___ Data listing ___
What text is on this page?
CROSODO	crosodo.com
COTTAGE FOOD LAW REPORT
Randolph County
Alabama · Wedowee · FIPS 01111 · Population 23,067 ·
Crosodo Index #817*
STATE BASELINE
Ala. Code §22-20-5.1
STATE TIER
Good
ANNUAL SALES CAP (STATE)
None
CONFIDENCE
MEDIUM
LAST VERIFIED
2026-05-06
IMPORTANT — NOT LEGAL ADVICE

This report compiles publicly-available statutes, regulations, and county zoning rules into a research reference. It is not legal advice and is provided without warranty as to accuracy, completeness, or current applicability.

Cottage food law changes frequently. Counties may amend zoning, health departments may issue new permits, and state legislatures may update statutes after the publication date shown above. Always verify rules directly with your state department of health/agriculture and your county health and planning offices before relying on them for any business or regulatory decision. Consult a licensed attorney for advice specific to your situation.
___
◆ Given task ◆
Reproduce every entry shown above, precisely as it stands.

◆ Final answer ◆
What text is on this page?
CROSODO	crosodo.com
COTTAGE FOOD LAW REPORT
Randolph County
Alabama · Wedowee · FIPS 01111 · Population 23,067 ·
Crosodo Index #817*
STATE BASELINE
Ala. Code §22-20-5.1
STATE TIER
Good
ANNUAL SALES CAP (STATE)
None
CONFIDENCE
MEDIUM
LAST VERIFIED
2026-05-06
IMPORTANT — NOT LEGAL ADVICE

This report compiles publicly-available statutes, regulations, and county zoning rules into a research reference. It is not legal advice and is provided without warranty as to accuracy, completeness, or current applicability.

Cottage food law changes frequently. Counties may amend zoning, health departments may issue new permits, and state legislatures may update statutes after the publication date shown above. Always verify rules directly with your state department of health/agriculture and your county health and planning offices before relying on them for any business or regulatory decision. Consult a licensed attorney for advice specific to your situation.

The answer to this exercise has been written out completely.